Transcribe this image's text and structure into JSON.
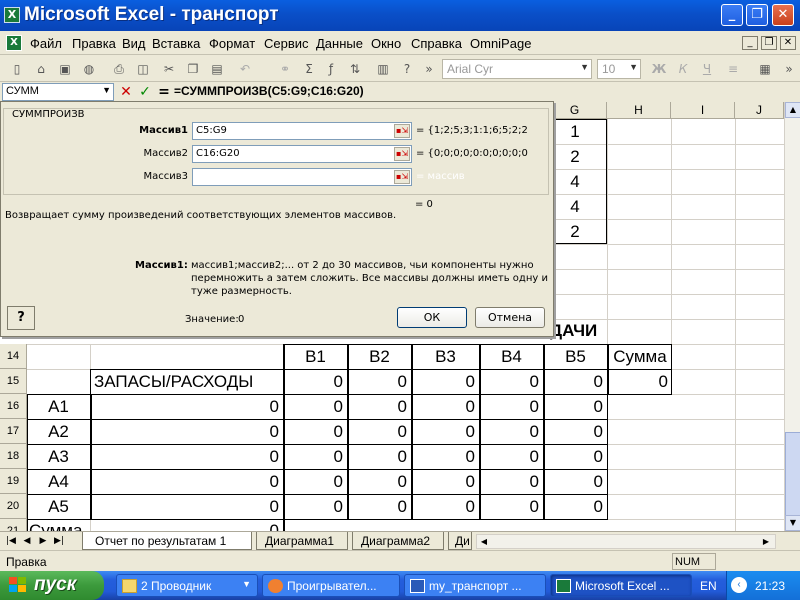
{
  "window": {
    "title": "Microsoft Excel - транспорт",
    "app_icon": "excel-icon"
  },
  "menu": [
    "Файл",
    "Правка",
    "Вид",
    "Вставка",
    "Формат",
    "Сервис",
    "Данные",
    "Окно",
    "Справка",
    "OmniPage"
  ],
  "toolbar": {
    "font_name": "Arial Cyr",
    "font_size": "10"
  },
  "formula_bar": {
    "name_box": "СУММ",
    "formula": "=СУММПРОИЗВ(C5:G9;C16:G20)",
    "cancel": "✕",
    "enter": "✓",
    "equals": "="
  },
  "columns": [
    "G",
    "H",
    "I",
    "J"
  ],
  "upper_cells": [
    "1",
    "2",
    "4",
    "4",
    "2"
  ],
  "table": {
    "title": "ДАЧИ",
    "header": [
      "B1",
      "B2",
      "B3",
      "B4",
      "B5",
      "Сумма"
    ],
    "supply_label": "ЗАПАСЫ/РАСХОДЫ",
    "supply_values": [
      "0",
      "0",
      "0",
      "0",
      "0",
      "0"
    ],
    "rows": [
      {
        "num": "16",
        "label": "A1",
        "total": "0",
        "values": [
          "0",
          "0",
          "0",
          "0",
          "0"
        ]
      },
      {
        "num": "17",
        "label": "A2",
        "total": "0",
        "values": [
          "0",
          "0",
          "0",
          "0",
          "0"
        ]
      },
      {
        "num": "18",
        "label": "A3",
        "total": "0",
        "values": [
          "0",
          "0",
          "0",
          "0",
          "0"
        ]
      },
      {
        "num": "19",
        "label": "A4",
        "total": "0",
        "values": [
          "0",
          "0",
          "0",
          "0",
          "0"
        ]
      },
      {
        "num": "20",
        "label": "A5",
        "total": "0",
        "values": [
          "0",
          "0",
          "0",
          "0",
          "0"
        ]
      }
    ],
    "row_nums": {
      "r14": "14",
      "r15": "15",
      "r21": "21"
    },
    "sum_label": "Сумма",
    "sum_value": "0"
  },
  "dialog": {
    "function_name": "СУММПРОИЗВ",
    "args": [
      {
        "label": "Массив1",
        "value": "C5:G9",
        "result": "= {1;2;5;3;1:1;6;5;2;2"
      },
      {
        "label": "Массив2",
        "value": "C16:G20",
        "result": "= {0;0;0;0;0:0;0;0;0;0"
      },
      {
        "label": "Массив3",
        "value": "",
        "result": "= массив"
      }
    ],
    "result_total": "= 0",
    "description": "Возвращает сумму произведений соответствующих элементов массивов.",
    "arg_help_label": "Массив1:",
    "arg_help_line1": "массив1;массив2;... от 2 до 30 массивов, чьи компоненты нужно",
    "arg_help_line2": "перемножить а затем сложить. Все массивы должны иметь одну и",
    "arg_help_line3": "туже размерность.",
    "value_label": "Значение:",
    "value": "0",
    "ok": "ОК",
    "cancel": "Отмена",
    "help": "?"
  },
  "sheet_tabs": [
    "Отчет по результатам 1",
    "Диаграмма1",
    "Диаграмма2",
    "Ди"
  ],
  "status": {
    "text": "Правка",
    "num": "NUM"
  },
  "taskbar": {
    "start": "пуск",
    "tasks": [
      "2 Проводник",
      "Проигрывател...",
      "my_транспорт ...",
      "Microsoft Excel ..."
    ],
    "lang": "EN",
    "clock": "21:23"
  },
  "colors": {
    "accent": "#0a4fc8",
    "start_green": "#3c9a3c"
  }
}
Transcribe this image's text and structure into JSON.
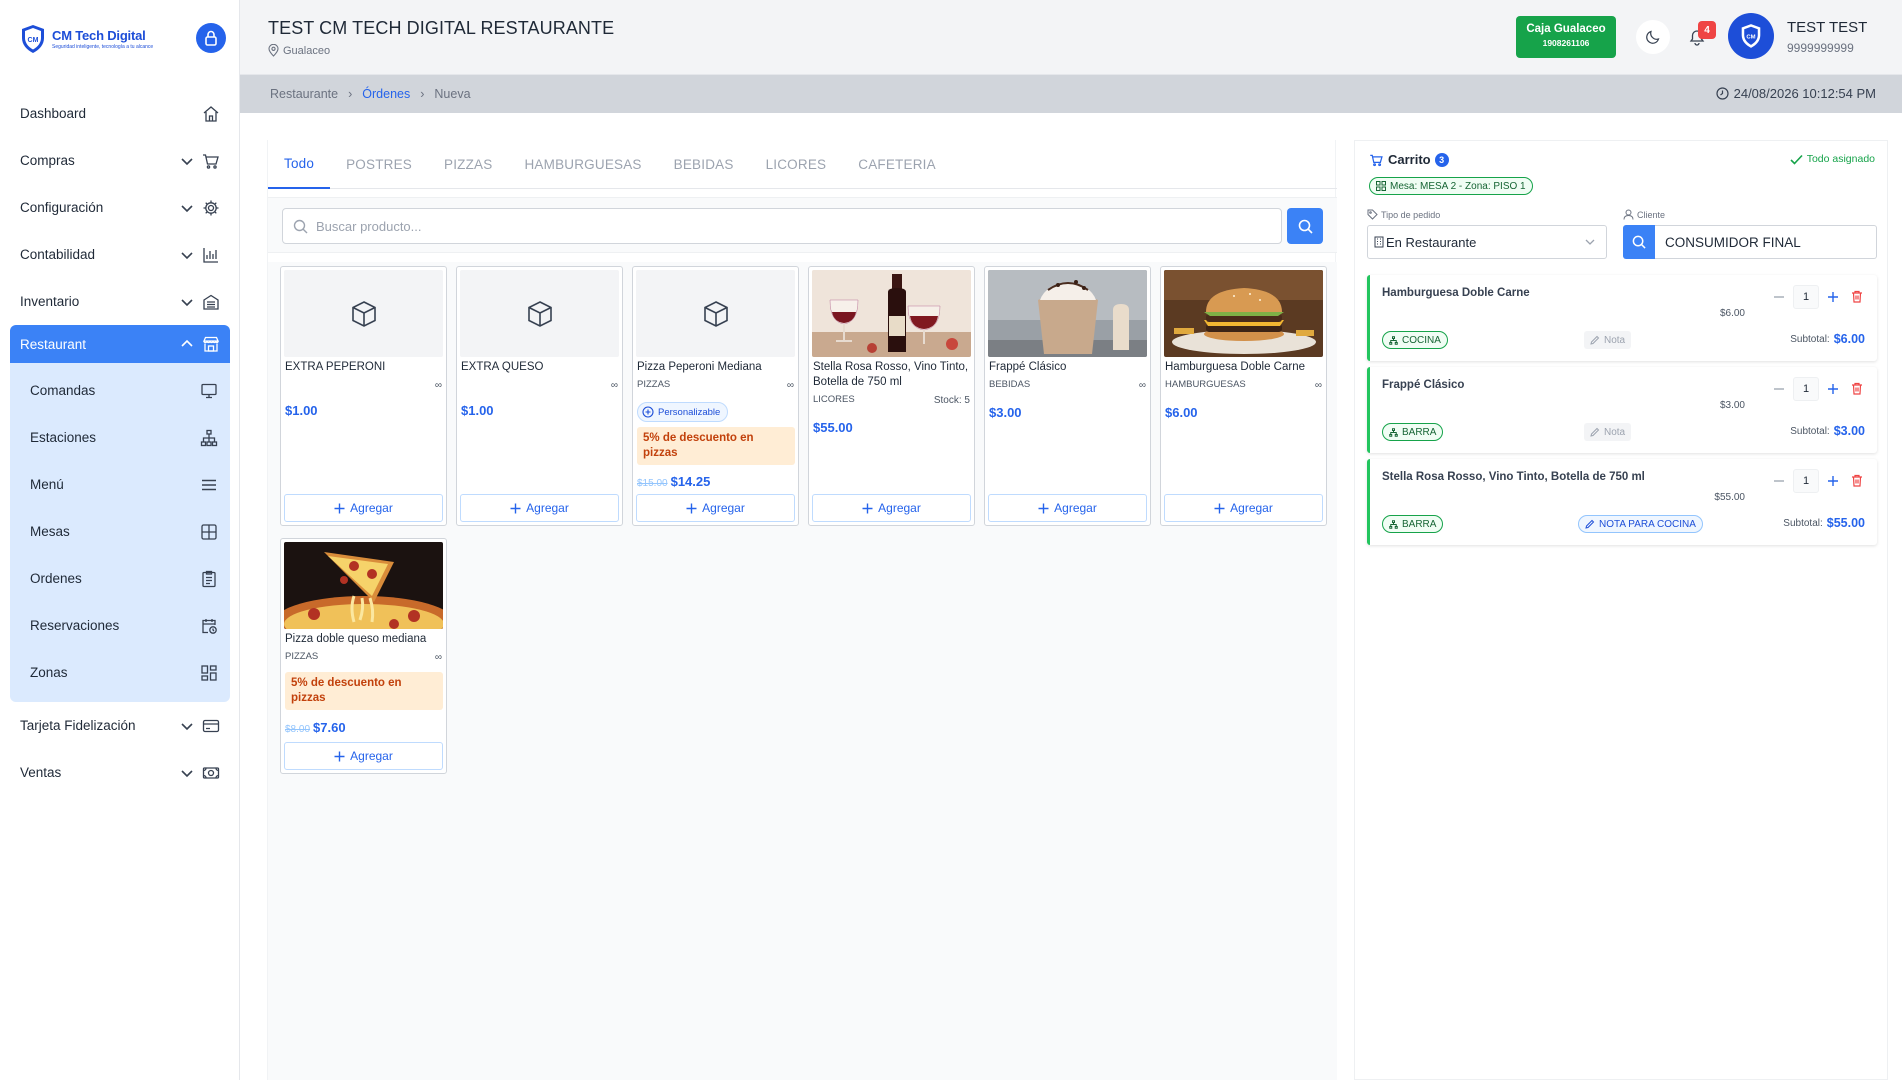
{
  "brand": {
    "title": "CM Tech Digital",
    "tagline": "Seguridad inteligente, tecnología a tu alcance"
  },
  "sidebar": {
    "items": [
      {
        "label": "Dashboard",
        "icon": "home-icon"
      },
      {
        "label": "Compras",
        "icon": "cart-icon"
      },
      {
        "label": "Configuración",
        "icon": "gear-icon"
      },
      {
        "label": "Contabilidad",
        "icon": "bar-chart-icon"
      },
      {
        "label": "Inventario",
        "icon": "warehouse-icon"
      },
      {
        "label": "Restaurant",
        "icon": "store-icon",
        "active": true
      },
      {
        "label": "Tarjeta Fidelización",
        "icon": "card-icon"
      },
      {
        "label": "Ventas",
        "icon": "cash-icon"
      }
    ],
    "restaurant_sub": [
      {
        "label": "Comandas",
        "icon": "monitor-icon"
      },
      {
        "label": "Estaciones",
        "icon": "sitemap-icon"
      },
      {
        "label": "Menú",
        "icon": "menu-lines-icon"
      },
      {
        "label": "Mesas",
        "icon": "table-grid-icon"
      },
      {
        "label": "Ordenes",
        "icon": "clipboard-icon"
      },
      {
        "label": "Reservaciones",
        "icon": "calendar-clock-icon"
      },
      {
        "label": "Zonas",
        "icon": "zones-icon"
      }
    ]
  },
  "header": {
    "title": "TEST CM TECH DIGITAL RESTAURANTE",
    "location": "Gualaceo",
    "caja": {
      "name": "Caja Gualaceo",
      "number": "1908261106"
    },
    "notifications": "4",
    "user_name": "TEST TEST",
    "user_id": "9999999999"
  },
  "breadcrumb": {
    "root": "Restaurante",
    "link": "Órdenes",
    "current": "Nueva",
    "sep": "›"
  },
  "datetime": "24/08/2026 10:12:54 PM",
  "tabs": [
    "Todo",
    "POSTRES",
    "PIZZAS",
    "HAMBURGUESAS",
    "BEBIDAS",
    "LICORES",
    "CAFETERIA"
  ],
  "search": {
    "placeholder": "Buscar producto..."
  },
  "products": [
    {
      "name": "EXTRA PEPERONI",
      "category": "",
      "stock": "∞",
      "price": "$1.00",
      "old_price": "",
      "image": "box-icon",
      "add_label": "Agregar"
    },
    {
      "name": "EXTRA QUESO",
      "category": "",
      "stock": "∞",
      "price": "$1.00",
      "old_price": "",
      "image": "box-icon",
      "add_label": "Agregar"
    },
    {
      "name": "Pizza Peperoni Mediana",
      "category": "PIZZAS",
      "stock": "∞",
      "price": "$14.25",
      "old_price": "$15.00",
      "image": "box-icon",
      "custom": "Personalizable",
      "discount": "5% de descuento en pizzas",
      "add_label": "Agregar"
    },
    {
      "name": "Stella Rosa Rosso, Vino Tinto, Botella de 750 ml",
      "category": "LICORES",
      "stock": "Stock: 5",
      "price": "$55.00",
      "old_price": "",
      "image": "wine-photo",
      "add_label": "Agregar"
    },
    {
      "name": "Frappé Clásico",
      "category": "BEBIDAS",
      "stock": "∞",
      "price": "$3.00",
      "old_price": "",
      "image": "frappe-photo",
      "add_label": "Agregar"
    },
    {
      "name": "Hamburguesa Doble Carne",
      "category": "HAMBURGUESAS",
      "stock": "∞",
      "price": "$6.00",
      "old_price": "",
      "image": "burger-photo",
      "add_label": "Agregar"
    },
    {
      "name": "Pizza doble queso mediana",
      "category": "PIZZAS",
      "stock": "∞",
      "price": "$7.60",
      "old_price": "$8.00",
      "image": "pizza-photo",
      "discount": "5% de descuento en pizzas",
      "add_label": "Agregar"
    }
  ],
  "cart": {
    "title": "Carrito",
    "count": "3",
    "assigned": "Todo asignado",
    "mesa": "Mesa: MESA 2 - Zona: PISO 1",
    "tipo_label": "Tipo de pedido",
    "tipo_value": "En Restaurante",
    "cliente_label": "Cliente",
    "cliente_value": "CONSUMIDOR FINAL",
    "subtotal_label": "Subtotal:",
    "items": [
      {
        "name": "Hamburguesa Doble Carne",
        "unit": "$6.00",
        "qty": "1",
        "station": "COCINA",
        "note": "Nota",
        "subtotal": "$6.00"
      },
      {
        "name": "Frappé Clásico",
        "unit": "$3.00",
        "qty": "1",
        "station": "BARRA",
        "note": "Nota",
        "subtotal": "$3.00"
      },
      {
        "name": "Stella Rosa Rosso, Vino Tinto, Botella de 750 ml",
        "unit": "$55.00",
        "qty": "1",
        "station": "BARRA",
        "note": "NOTA PARA COCINA",
        "subtotal": "$55.00"
      }
    ]
  },
  "colors": {
    "primary": "#3b82f6",
    "success": "#16a34a",
    "danger": "#ef4444",
    "discount_bg": "#ffedd5",
    "discount_text": "#c2410c"
  }
}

* Task goal
Locate the word "EXTRA" in the records above, and return each line that has it.

* Full response
      "name": "EXTRA PEPERONI",
      "name": "EXTRA QUESO",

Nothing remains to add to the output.